ENTRIES PROVIDED:
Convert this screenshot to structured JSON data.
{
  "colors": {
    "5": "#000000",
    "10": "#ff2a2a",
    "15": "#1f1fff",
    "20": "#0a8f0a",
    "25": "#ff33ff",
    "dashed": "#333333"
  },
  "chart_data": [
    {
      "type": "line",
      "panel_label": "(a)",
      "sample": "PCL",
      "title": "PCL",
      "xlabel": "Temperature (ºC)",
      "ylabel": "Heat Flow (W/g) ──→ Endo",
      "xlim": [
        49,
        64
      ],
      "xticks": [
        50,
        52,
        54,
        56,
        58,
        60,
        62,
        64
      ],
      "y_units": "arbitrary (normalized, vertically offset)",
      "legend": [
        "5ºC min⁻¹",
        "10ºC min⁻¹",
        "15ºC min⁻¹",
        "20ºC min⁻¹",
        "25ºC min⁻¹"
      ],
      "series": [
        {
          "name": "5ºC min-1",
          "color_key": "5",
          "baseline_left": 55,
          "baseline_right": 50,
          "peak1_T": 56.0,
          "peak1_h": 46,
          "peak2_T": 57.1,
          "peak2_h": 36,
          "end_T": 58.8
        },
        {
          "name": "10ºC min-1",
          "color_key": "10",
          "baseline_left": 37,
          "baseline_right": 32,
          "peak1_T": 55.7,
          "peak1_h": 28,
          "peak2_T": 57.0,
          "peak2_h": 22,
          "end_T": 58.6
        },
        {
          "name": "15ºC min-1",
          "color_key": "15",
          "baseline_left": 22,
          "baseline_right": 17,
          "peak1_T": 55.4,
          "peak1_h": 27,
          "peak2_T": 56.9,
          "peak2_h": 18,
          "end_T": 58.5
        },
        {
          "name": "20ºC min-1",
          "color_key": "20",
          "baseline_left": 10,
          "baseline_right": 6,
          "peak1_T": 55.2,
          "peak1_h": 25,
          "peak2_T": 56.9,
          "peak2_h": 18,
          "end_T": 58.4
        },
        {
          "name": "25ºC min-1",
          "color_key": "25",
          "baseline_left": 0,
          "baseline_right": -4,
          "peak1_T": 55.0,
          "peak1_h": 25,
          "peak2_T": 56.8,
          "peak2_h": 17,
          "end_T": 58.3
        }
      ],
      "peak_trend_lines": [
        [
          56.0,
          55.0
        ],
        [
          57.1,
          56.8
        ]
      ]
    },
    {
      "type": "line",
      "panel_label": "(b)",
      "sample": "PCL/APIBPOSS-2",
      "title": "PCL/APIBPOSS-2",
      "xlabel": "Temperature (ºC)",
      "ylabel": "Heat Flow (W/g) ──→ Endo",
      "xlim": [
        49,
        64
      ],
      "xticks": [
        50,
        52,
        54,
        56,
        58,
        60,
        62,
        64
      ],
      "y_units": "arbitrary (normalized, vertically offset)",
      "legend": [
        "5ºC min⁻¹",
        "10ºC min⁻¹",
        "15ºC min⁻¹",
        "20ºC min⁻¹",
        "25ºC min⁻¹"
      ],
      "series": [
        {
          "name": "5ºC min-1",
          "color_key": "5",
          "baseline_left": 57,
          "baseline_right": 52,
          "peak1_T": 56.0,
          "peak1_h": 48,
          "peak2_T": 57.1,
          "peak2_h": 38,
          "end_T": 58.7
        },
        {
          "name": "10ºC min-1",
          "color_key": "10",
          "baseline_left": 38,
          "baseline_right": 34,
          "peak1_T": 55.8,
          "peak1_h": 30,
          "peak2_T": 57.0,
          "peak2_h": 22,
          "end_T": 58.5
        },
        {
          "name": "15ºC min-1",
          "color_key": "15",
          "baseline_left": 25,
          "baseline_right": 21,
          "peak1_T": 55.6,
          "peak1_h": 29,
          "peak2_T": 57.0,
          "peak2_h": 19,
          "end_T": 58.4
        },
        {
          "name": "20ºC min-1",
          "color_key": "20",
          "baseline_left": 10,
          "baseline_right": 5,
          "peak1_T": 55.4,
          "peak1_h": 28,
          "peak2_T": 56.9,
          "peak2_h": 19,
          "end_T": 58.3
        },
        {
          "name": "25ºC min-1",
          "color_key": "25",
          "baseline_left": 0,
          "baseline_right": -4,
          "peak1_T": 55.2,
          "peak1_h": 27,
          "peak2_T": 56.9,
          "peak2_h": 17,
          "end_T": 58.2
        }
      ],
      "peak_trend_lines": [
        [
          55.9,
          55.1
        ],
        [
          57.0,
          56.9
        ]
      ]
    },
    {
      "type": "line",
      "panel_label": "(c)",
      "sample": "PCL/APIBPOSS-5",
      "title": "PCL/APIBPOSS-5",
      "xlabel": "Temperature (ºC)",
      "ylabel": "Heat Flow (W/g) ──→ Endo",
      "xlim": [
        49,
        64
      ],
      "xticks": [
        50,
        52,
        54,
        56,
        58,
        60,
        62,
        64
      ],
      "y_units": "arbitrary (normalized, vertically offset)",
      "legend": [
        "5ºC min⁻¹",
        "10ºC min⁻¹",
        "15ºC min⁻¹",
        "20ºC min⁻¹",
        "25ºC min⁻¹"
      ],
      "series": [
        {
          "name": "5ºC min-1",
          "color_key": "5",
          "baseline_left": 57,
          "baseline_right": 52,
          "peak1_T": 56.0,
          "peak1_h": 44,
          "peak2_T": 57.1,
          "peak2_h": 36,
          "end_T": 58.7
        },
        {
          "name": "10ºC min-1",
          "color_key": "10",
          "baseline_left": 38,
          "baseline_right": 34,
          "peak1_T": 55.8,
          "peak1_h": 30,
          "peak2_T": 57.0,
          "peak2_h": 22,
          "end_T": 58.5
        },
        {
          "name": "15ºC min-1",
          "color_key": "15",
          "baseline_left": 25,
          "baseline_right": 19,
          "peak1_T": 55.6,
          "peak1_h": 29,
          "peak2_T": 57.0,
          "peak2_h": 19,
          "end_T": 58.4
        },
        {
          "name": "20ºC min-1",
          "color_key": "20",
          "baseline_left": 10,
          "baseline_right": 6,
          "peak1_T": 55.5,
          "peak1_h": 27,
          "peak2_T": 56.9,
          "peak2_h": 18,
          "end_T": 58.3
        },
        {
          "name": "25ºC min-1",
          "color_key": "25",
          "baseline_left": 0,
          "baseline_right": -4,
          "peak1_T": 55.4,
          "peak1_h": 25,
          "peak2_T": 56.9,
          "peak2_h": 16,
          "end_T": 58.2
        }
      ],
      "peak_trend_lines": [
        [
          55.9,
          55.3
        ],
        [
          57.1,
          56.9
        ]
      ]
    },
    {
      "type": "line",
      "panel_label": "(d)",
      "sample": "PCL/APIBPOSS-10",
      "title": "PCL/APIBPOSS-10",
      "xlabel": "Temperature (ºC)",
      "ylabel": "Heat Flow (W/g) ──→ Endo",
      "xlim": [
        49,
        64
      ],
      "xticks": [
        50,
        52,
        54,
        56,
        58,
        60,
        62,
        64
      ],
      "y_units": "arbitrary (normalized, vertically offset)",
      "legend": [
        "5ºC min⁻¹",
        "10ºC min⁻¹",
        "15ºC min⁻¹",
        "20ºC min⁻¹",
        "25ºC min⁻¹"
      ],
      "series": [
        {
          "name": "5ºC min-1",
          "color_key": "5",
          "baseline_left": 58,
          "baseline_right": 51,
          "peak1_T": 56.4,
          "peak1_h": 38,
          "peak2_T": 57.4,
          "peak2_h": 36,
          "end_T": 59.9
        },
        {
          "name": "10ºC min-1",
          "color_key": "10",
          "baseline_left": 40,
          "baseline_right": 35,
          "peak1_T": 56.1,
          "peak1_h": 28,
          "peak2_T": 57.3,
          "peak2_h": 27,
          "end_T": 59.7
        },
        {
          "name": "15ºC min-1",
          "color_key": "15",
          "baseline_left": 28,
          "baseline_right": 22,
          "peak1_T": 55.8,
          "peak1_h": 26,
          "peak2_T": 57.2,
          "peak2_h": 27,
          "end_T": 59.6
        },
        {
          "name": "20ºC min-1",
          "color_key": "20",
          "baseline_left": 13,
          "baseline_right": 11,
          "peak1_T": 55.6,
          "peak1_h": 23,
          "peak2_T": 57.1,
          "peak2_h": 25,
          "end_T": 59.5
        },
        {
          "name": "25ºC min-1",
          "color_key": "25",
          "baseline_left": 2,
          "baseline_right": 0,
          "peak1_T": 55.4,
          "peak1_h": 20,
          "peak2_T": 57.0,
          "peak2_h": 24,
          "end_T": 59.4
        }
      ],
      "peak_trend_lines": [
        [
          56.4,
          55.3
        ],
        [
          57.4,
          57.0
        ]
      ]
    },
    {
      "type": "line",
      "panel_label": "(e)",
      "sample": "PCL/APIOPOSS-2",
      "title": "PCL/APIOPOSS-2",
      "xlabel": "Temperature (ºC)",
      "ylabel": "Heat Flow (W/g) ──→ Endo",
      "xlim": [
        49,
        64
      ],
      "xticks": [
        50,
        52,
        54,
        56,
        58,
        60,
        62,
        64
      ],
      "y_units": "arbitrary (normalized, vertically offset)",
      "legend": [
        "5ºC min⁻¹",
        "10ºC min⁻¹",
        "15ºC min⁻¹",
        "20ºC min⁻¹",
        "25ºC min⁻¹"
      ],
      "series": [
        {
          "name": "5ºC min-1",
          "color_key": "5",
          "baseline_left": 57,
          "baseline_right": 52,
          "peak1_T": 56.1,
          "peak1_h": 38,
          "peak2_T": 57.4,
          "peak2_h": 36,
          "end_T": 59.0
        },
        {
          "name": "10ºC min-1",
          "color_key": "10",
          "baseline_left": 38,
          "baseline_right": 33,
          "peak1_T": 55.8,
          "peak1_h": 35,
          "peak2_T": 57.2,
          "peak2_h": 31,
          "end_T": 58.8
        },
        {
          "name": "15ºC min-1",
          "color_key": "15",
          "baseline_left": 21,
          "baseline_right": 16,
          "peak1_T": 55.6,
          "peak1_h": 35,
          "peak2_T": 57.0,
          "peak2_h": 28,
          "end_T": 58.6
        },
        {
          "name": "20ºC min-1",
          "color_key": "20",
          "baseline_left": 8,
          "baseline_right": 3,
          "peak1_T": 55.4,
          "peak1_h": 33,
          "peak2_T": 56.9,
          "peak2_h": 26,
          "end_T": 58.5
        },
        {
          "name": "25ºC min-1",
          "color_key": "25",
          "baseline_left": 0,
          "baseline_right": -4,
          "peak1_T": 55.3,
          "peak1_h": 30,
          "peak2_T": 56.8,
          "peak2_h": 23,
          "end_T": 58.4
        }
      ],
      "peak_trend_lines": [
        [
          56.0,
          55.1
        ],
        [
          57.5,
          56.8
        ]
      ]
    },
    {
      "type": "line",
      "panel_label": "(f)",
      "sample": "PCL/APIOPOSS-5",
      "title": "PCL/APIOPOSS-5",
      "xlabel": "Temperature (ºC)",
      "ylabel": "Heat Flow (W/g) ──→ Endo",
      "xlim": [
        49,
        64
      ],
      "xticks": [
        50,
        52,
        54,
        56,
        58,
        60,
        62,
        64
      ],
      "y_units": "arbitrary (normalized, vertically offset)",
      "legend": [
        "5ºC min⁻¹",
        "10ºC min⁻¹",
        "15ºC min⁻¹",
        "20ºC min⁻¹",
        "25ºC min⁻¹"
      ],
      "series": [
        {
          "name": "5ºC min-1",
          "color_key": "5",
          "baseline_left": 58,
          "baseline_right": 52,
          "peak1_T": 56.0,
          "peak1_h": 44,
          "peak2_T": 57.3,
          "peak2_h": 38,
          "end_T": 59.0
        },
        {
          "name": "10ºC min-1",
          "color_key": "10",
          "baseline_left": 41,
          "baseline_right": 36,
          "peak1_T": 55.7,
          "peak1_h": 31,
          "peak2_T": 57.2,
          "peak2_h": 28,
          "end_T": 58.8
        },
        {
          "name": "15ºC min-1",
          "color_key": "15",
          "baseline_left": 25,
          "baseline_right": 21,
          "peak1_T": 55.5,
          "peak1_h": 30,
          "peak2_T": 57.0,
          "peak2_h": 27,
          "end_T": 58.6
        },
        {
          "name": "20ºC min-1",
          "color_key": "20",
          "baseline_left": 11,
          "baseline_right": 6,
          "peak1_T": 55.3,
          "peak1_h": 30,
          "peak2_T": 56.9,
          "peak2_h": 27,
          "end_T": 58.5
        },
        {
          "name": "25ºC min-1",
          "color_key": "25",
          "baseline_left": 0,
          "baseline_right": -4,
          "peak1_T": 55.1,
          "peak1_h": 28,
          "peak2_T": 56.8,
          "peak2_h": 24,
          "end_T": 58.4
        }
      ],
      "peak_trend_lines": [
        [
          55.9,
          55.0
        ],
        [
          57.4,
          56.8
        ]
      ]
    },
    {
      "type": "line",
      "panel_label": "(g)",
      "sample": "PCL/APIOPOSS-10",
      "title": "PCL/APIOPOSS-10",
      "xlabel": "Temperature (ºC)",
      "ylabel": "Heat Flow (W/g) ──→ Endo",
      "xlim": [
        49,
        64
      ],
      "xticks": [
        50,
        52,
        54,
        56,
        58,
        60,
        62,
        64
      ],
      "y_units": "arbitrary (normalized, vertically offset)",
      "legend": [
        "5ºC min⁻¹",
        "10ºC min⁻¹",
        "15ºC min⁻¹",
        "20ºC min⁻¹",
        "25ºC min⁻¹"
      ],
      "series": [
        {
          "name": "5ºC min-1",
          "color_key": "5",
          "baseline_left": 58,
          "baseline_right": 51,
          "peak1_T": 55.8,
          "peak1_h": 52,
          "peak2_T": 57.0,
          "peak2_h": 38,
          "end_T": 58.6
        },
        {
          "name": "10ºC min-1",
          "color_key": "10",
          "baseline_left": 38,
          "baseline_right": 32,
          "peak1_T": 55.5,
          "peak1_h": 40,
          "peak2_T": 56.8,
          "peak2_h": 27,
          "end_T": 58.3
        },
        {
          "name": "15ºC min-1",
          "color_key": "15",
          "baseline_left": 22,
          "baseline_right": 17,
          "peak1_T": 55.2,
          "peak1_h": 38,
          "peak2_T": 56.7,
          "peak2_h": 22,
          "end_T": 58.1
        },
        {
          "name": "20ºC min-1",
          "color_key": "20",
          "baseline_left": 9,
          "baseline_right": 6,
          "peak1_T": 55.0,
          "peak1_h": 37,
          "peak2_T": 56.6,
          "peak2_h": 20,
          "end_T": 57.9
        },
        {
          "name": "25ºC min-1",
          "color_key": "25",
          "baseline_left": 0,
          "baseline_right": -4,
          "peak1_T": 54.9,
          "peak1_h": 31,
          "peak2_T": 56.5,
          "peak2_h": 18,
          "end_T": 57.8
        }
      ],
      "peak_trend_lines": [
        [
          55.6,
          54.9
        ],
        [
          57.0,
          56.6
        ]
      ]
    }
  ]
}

STATED PROBLEM: Read through the entries and copy each line in which "sample" appears.

ANSWER TO THE PROBLEM:
      "sample": "PCL",
      "sample": "PCL/APIBPOSS-2",
      "sample": "PCL/APIBPOSS-5",
      "sample": "PCL/APIBPOSS-10",
      "sample": "PCL/APIOPOSS-2",
      "sample": "PCL/APIOPOSS-5",
      "sample": "PCL/APIOPOSS-10",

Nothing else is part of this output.